Prompt ▸ Please output the records below in full, exactly as given, but without the images.

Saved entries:
-=-=-
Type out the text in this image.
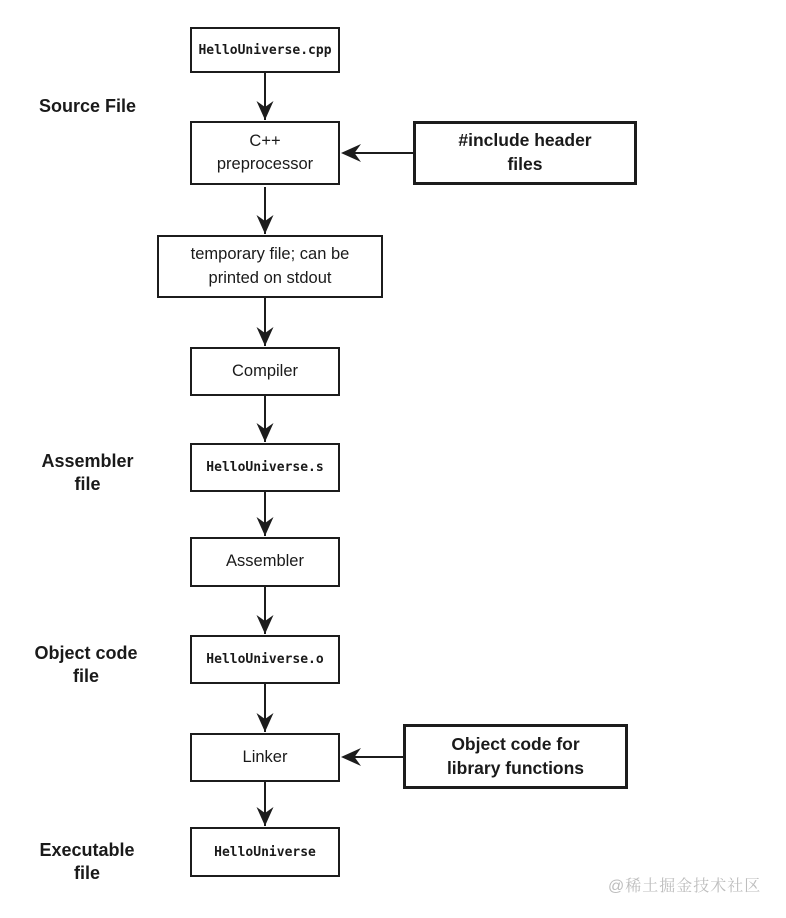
HelloUniverse.cpp
C++
preprocessor
temporary file; can be
printed on stdout
Compiler
HelloUniverse.s
Assembler
HelloUniverse.o
Linker
HelloUniverse
#include header
files
Object code for
library functions
Source File
Assembler
file
Object code
file
Executable
file
@稀土掘金技术社区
-=-=-
Written reply ▸
Type out the text in this image.
HelloUniverse.cpp
C++
preprocessor
temporary file; can be
printed on stdout
Compiler
HelloUniverse.s
Assembler
HelloUniverse.o
Linker
HelloUniverse
#include header
files
Object code for
library functions
Source File
Assembler
file
Object code
file
Executable
file
@稀土掘金技术社区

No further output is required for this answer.